So natürlich!

Wundersamer Alltag Jetzt, wo die Temperaturen steigen, machen sich viele wieder auf die Suche nach der Natur. Aber was finden wir da eigentlich, wenn wir am Wochenende ins Grüne fahren?

Der Frühling ist gekommen und das ist die richtige Zeit, mal wieder hinaus in die Natur zu fahren. Auch wenn’s noch etwas kalt ist, an diesem Wochenende, spätestens am 1. Mai, lockt die Natur mit ihrer Pracht, ihren Farben und dem Sonnenschein.

Aber wohin fahren wir, wenn wir "hinaus in die Natur" wollen? Wenn die Natur der Teil der Welt ist, in den der Mensch noch nicht ordnend eingegriffen hat, dann dürfte es schwer werden, innerhalb eines Wochenendes oder gar am Maifeiertag die Natur zu erreichen. Überall begegnet uns ja die Spur des Menschen, wenn wir von "Natur" reden, dann meinen wir zumeist den Stadtpark, sinnvoll geplant, angelegt und gepflegt, oder den Baggersee, mit ordentlich gezogener Uferlinie. Selbst da, wo wir den menschlichen Eingriff nicht sofort sehen, führt uns eine anständige Straße hin, die auf einem eingezäunten Parkplatz endet, von dem aus Wege mit Schildern und Tafeln "in die Natur" hinaus und sicher wieder zurück führen, Hackenschuh-taugliche Natur-Lehrpfade.

Aber wenigstens können wir dann in dieser Natur den Fotoapparat so halten, dass der Parkplatz und der Asphalt-Weg nichts ins Bild kommen. Wir sehen Blumen, die so dastehen, als würden sie ganz zufällig hier wachsen, und doch können wir die Kinder ganz unbesorgt daran riechen lassen, hier wächst – ganz zufällig – nichts Giftiges, nicht mal eine Brennnessel ragt aus dem Gebüsch.

Ort der Sehnsucht

Das heißt Natur. Die Natur ist der Ort unserer Sehnsucht – wir haben sie nicht zerstört, wir beherrschen sie nicht, und doch erwächst uns von ihr keine Gefahr. Die Natur unterscheidet sich von der Wildnis dadurch, dass sie überschaubar, verständlich und ungefährlich ist. Vor der Natur müssen wir keine Angst haben, sie ist nur schön, wie sie so unberührt da liegt und unser Auge erfreut, und wie es der Zufall will, gibt es in dieser Natur keinen Wildwuchs, keine Dornen, nur Blumen, keine Giftschlangen, nur Singvögel.

(Arbeitsaufträge):
A. Schreiben Sie aus dem vorliegenden Text den Abschnitt heraus, der mit den Worten beginnt, die "Aber wenigstens können" enthalten, und mit "aus dem Gebüsch." endet.
B. Prüfen Sie, ob die folgenden Aussagen mit dem vorliegenden Text übereinstimmen, und beantworten Sie jede mit Ja oder Nein samt den entscheidenden Worten des Textes als wörtlichem Zitat: (i) Die Natur unterscheidet sich von der Wildnis dadurch, dass sie überschaubar, verständlich und ungefährlich ist. (ii) In der beschriebenen Natur ragt eine Brennnessel aus dem Gebüsch. (iii) Der Baggersee wird mit einer unregelmäßigen Uferlinie beschrieben.

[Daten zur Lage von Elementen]
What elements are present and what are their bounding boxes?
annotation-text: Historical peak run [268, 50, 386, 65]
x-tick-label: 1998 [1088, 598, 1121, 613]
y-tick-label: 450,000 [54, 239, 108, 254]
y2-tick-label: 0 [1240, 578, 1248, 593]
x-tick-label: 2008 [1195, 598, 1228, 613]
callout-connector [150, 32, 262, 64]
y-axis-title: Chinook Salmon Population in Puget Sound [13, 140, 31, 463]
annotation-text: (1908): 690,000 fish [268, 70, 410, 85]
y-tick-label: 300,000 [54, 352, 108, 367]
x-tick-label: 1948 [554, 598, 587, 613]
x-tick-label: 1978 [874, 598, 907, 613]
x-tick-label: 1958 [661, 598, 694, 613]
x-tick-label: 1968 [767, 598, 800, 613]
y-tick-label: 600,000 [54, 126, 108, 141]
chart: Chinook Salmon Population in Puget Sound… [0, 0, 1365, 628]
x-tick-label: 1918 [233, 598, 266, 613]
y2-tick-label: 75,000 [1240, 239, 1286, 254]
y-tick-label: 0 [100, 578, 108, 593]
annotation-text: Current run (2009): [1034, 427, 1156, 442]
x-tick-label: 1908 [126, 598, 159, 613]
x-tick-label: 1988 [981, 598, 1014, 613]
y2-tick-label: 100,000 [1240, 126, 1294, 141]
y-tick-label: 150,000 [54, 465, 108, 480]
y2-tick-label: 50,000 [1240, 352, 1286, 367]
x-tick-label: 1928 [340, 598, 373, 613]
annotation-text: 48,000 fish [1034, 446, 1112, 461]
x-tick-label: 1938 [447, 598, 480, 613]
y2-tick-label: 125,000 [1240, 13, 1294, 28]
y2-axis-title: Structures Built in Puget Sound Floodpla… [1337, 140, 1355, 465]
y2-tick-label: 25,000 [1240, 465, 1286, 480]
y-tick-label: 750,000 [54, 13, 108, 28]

---

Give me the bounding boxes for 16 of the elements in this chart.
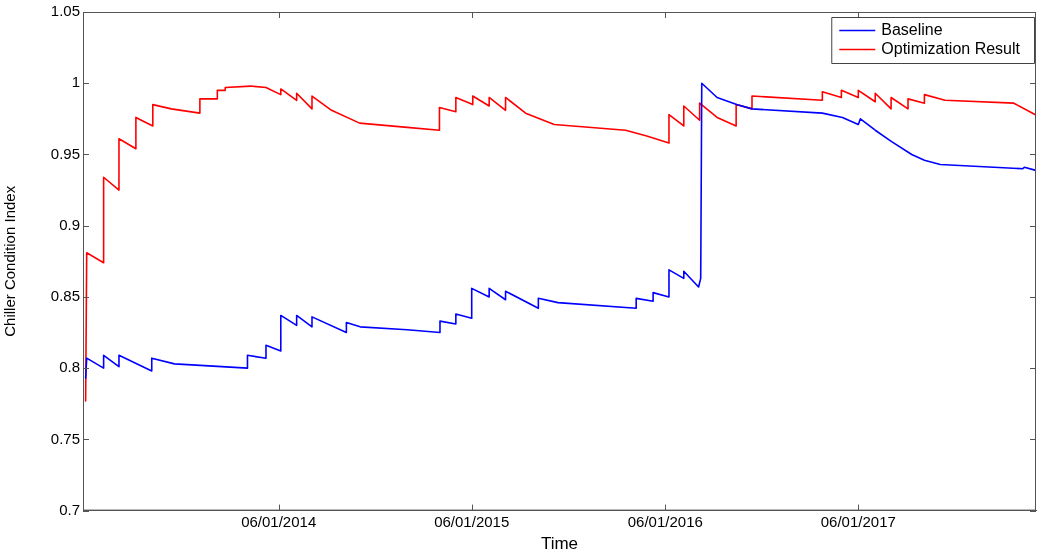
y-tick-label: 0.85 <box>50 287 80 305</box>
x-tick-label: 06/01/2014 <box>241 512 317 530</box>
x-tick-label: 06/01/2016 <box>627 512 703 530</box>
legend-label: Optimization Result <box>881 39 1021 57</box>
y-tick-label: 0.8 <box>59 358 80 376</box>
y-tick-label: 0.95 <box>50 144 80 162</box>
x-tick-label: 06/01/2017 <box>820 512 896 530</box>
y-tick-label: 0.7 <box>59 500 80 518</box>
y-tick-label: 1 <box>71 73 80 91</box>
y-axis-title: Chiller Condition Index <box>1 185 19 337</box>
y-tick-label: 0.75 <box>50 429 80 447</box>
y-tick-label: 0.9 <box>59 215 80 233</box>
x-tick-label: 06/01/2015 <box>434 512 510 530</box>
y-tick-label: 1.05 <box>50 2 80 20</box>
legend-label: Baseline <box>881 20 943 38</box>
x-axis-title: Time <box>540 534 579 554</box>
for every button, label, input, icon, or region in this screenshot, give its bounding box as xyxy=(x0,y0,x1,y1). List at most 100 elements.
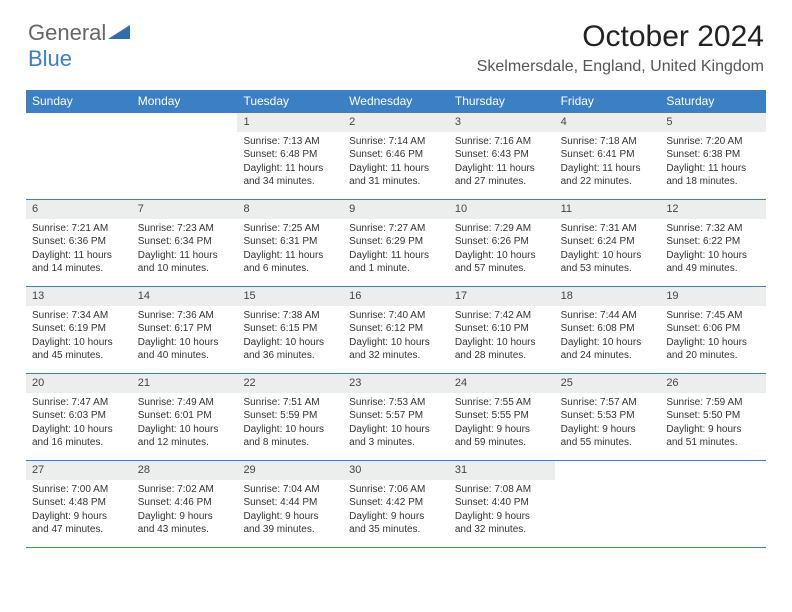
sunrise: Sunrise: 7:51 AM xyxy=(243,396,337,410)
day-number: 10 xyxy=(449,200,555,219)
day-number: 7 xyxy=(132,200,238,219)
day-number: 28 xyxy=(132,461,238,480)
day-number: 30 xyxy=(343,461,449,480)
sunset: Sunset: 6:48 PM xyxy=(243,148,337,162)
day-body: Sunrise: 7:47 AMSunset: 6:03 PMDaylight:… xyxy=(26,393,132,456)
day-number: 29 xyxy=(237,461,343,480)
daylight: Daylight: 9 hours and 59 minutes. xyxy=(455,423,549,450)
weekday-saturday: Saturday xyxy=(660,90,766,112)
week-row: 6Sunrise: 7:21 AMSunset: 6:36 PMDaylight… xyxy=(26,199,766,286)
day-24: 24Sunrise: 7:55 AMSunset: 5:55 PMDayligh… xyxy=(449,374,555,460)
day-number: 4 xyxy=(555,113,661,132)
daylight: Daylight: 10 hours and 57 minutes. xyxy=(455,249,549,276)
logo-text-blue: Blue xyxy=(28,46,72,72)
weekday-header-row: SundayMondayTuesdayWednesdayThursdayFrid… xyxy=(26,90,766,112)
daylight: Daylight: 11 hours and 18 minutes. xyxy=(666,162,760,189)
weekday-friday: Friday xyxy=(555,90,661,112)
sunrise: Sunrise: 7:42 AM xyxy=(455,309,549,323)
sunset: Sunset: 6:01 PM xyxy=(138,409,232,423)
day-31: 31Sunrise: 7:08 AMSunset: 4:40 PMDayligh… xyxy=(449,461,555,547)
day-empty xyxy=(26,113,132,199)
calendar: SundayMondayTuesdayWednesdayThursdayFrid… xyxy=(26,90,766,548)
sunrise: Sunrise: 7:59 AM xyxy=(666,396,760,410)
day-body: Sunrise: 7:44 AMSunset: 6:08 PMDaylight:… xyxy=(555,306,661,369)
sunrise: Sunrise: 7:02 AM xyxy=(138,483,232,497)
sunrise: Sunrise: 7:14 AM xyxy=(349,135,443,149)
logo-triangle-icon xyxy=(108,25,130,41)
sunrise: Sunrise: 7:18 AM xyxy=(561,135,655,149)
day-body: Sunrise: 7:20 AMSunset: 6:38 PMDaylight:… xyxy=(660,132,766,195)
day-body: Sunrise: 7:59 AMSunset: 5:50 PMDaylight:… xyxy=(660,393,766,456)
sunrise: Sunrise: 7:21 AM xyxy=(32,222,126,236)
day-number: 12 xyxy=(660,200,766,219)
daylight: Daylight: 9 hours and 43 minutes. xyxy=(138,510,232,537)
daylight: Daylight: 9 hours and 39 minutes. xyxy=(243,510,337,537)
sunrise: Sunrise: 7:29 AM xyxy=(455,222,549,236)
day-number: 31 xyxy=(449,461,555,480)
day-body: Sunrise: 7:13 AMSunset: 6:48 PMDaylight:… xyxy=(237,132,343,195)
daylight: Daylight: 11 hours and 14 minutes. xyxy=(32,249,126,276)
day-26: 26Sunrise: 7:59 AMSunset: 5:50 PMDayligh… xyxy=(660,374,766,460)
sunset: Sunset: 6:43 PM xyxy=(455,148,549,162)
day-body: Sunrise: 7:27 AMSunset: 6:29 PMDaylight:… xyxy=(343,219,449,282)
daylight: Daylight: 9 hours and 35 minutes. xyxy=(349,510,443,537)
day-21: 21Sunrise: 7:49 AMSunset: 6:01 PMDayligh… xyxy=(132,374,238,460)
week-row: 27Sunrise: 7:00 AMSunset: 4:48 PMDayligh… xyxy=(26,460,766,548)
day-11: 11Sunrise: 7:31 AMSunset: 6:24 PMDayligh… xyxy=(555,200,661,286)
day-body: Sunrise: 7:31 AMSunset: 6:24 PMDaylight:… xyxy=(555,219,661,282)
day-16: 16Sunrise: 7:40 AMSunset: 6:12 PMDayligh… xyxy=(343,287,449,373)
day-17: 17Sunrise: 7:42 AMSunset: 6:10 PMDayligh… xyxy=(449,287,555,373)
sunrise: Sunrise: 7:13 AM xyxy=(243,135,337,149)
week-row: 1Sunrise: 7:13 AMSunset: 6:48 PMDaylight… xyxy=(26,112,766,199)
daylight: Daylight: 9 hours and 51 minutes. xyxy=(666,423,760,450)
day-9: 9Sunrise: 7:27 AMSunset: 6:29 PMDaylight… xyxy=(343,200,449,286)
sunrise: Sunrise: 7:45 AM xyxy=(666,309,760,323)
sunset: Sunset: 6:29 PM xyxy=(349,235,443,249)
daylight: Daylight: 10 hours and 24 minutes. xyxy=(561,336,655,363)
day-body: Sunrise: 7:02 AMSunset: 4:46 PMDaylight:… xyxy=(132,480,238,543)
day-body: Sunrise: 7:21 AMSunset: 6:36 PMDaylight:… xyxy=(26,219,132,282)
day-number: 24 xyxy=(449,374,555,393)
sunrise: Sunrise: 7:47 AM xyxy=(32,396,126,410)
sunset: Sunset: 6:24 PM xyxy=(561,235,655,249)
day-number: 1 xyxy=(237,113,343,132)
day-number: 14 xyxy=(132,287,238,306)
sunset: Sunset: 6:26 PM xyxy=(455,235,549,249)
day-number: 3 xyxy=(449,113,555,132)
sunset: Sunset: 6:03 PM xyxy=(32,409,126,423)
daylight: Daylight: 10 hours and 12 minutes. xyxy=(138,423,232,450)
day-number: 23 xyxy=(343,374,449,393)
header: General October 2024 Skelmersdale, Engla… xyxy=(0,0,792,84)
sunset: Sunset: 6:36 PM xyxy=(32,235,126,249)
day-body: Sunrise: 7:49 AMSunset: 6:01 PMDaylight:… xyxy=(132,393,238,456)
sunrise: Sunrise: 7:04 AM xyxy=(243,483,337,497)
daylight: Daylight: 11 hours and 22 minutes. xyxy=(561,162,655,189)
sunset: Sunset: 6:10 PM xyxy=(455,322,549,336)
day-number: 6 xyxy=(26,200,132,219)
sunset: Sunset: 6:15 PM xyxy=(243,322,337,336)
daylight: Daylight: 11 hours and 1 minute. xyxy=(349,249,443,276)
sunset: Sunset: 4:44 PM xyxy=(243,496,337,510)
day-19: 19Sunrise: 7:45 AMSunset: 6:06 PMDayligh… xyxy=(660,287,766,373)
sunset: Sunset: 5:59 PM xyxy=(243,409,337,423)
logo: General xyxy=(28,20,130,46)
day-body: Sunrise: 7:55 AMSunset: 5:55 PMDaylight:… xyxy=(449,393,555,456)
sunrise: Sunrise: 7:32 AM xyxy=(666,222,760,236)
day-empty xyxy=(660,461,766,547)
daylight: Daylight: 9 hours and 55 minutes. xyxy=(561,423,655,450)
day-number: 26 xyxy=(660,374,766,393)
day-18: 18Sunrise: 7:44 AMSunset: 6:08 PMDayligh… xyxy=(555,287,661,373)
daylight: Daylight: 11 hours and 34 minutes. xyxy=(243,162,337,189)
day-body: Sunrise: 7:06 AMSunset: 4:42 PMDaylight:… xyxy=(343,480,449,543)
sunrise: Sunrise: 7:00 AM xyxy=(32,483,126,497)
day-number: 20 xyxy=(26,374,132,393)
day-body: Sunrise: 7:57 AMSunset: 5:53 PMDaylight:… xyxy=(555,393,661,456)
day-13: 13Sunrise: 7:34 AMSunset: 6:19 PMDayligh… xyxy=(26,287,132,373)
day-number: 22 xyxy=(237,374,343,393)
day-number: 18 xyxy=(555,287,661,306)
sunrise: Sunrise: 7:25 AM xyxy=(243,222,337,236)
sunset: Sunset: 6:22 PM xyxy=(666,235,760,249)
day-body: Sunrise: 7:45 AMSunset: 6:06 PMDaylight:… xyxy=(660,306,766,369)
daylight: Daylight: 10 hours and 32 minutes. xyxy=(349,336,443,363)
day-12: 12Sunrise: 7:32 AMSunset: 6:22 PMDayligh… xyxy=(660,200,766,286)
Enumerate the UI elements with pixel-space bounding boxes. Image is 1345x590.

==

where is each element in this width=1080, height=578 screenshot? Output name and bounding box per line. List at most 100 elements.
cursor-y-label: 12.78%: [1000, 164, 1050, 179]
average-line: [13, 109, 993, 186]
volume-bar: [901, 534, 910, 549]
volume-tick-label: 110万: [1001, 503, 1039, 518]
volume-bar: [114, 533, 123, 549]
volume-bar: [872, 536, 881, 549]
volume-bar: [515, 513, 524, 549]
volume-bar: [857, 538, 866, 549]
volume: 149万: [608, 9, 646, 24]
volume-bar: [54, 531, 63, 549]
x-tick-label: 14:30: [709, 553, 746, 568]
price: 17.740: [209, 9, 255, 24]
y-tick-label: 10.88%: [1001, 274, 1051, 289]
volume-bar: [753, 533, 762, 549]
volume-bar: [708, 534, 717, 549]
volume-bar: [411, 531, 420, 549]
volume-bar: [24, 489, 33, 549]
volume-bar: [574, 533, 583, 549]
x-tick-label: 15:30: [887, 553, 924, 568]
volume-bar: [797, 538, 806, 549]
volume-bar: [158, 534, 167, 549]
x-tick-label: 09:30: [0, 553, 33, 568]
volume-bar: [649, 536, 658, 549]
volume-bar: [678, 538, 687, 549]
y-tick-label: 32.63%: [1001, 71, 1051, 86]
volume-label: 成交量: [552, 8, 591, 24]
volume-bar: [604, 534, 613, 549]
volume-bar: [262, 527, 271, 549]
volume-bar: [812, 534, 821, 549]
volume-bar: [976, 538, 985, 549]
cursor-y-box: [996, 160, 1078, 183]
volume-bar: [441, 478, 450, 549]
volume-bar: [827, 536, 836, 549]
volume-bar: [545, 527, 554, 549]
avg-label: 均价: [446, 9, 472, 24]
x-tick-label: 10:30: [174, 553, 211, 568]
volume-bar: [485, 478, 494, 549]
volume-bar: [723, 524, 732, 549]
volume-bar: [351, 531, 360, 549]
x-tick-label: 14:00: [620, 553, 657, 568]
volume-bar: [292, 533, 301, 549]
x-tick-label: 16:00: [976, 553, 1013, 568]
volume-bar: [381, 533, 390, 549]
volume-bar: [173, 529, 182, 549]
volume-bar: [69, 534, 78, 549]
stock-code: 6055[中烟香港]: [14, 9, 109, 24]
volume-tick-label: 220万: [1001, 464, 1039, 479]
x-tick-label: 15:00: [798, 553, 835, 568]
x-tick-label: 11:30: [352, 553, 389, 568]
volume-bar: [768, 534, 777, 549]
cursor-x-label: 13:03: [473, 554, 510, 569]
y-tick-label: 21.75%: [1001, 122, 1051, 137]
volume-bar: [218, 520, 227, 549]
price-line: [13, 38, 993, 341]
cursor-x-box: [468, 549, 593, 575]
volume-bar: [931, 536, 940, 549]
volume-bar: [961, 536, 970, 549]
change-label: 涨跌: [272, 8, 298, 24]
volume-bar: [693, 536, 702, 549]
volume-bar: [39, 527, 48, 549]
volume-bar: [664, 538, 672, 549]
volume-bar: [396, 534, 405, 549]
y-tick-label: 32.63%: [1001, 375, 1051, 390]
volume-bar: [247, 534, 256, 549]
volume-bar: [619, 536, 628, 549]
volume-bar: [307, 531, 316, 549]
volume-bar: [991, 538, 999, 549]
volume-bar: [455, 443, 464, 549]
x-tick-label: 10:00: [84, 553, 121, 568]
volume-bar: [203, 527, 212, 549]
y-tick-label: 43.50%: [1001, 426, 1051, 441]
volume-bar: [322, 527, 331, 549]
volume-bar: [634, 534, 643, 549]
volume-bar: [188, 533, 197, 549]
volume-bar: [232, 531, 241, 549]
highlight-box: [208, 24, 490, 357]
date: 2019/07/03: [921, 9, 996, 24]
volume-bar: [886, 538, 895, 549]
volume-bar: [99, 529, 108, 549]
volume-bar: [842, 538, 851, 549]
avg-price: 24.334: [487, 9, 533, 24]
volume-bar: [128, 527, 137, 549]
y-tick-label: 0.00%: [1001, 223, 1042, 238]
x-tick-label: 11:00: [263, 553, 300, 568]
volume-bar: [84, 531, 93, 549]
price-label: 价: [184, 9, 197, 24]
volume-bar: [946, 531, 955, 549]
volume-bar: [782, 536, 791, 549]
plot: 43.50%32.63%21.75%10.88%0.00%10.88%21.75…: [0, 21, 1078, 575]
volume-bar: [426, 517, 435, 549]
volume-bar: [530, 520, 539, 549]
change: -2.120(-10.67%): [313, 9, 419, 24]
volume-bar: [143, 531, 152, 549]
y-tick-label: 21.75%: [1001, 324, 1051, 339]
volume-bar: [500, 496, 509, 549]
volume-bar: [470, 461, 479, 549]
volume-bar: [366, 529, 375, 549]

(Antworten je Aufgabe):
A.
Aber wenigstens können wir dann in dieser Natur den Fotoapparat so halten, dass der Parkplatz und der Asphalt-Weg nichts ins Bild kommen. Wir sehen Blumen, die so dastehen, als würden sie ganz zufällig hier wachsen, und doch können wir die Kinder ganz unbesorgt daran riechen lassen, hier wächst – ganz zufällig – nichts Giftiges, nicht mal eine Brennnessel ragt aus dem Gebüsch.

B.
(i) Ja: „Die Natur unterscheidet sich von der Wildnis dadurch, dass sie überschaubar, verständlich und ungefährlich ist.“
(ii) Nein: „nicht mal eine Brennnessel ragt aus dem Gebüsch.“
(iii) Nein: „oder den Baggersee, mit ordentlich gezogener Uferlinie.“